> **DATA FOR THE TASK**
══════════════════════════════
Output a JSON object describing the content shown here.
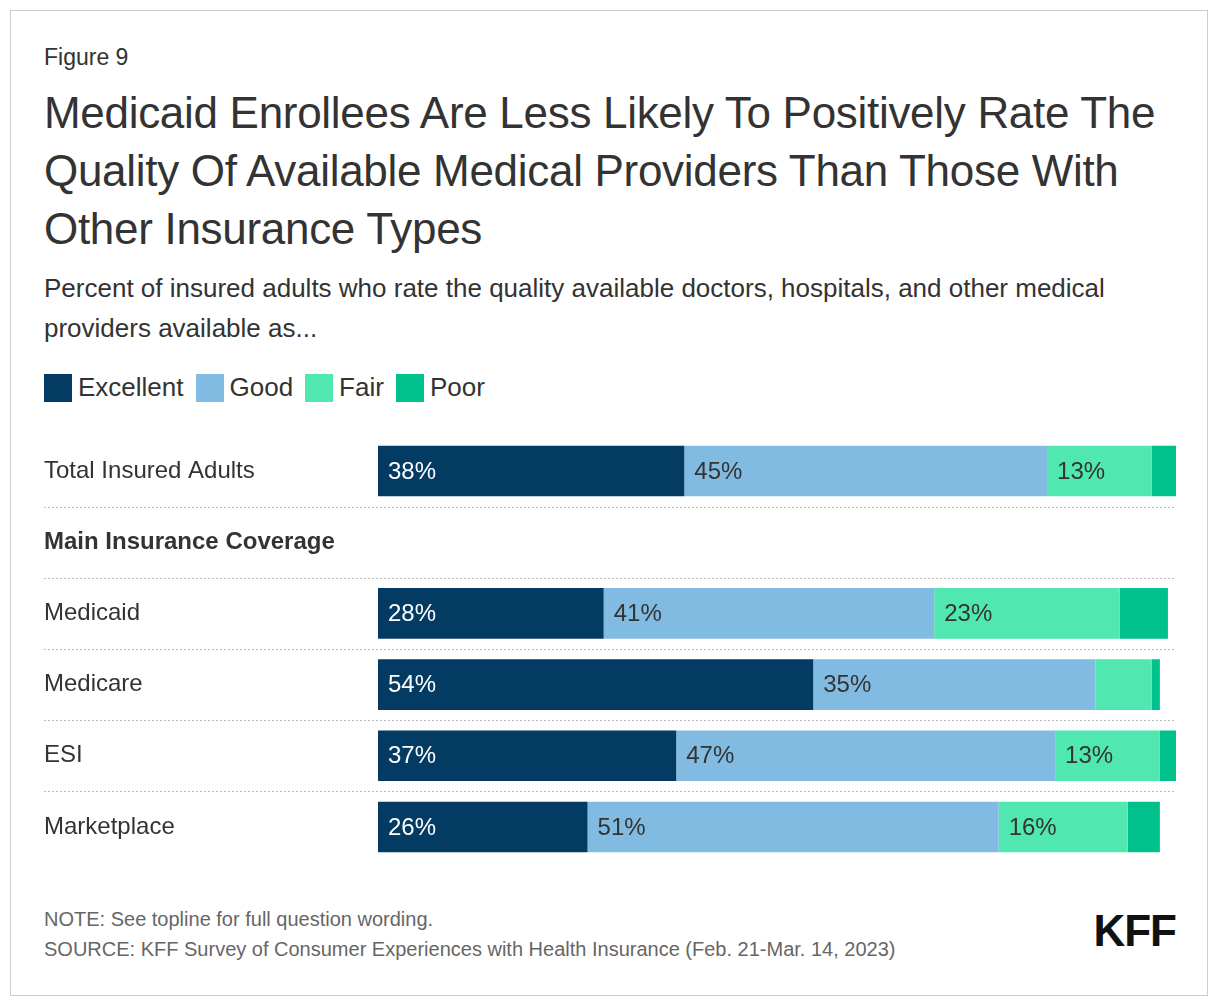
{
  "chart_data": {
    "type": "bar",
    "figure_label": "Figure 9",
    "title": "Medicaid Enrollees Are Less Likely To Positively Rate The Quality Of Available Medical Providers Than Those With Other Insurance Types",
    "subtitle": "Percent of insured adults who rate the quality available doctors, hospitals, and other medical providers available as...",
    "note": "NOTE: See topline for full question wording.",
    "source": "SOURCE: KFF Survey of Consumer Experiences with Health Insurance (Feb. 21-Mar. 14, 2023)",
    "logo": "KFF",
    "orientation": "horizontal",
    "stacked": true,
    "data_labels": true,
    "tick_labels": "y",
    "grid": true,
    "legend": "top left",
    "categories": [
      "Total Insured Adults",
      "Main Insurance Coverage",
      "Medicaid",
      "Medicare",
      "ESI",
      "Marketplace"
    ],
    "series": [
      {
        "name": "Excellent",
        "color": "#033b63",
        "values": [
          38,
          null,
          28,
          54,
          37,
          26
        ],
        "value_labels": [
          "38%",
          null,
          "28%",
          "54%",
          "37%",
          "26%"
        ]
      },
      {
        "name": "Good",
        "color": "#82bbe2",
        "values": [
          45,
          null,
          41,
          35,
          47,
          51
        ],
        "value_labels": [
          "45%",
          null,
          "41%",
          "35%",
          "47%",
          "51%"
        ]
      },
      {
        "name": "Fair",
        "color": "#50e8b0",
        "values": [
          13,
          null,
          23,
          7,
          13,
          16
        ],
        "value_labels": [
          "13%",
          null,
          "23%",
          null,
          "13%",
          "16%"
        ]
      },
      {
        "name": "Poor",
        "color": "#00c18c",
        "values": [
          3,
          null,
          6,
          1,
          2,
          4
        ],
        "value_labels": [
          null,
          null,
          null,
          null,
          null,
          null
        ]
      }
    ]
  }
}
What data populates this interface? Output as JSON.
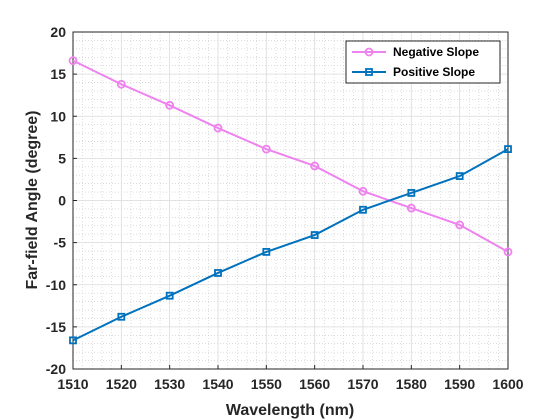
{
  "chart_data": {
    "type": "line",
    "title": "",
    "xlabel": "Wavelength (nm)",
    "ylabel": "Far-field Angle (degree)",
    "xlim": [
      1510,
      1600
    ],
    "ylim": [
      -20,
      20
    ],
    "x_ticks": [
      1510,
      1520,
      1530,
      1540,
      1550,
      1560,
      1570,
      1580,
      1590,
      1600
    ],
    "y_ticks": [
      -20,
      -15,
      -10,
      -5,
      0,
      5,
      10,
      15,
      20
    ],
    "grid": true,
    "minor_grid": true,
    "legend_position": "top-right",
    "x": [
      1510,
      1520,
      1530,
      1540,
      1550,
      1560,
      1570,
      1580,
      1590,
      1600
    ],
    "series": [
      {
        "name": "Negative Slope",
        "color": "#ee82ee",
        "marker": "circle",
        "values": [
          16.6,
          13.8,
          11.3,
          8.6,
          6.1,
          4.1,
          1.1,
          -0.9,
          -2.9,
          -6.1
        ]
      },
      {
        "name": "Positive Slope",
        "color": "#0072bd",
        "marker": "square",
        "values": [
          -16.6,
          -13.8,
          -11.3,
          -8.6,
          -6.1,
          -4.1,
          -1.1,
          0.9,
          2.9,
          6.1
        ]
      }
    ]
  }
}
══════════════════════════════
> **WHAT NEEDS TO BE DONE**
Examine the data above and state how many of its lines contain the word "color", with no further remarks.

> **TASK RESULT**
6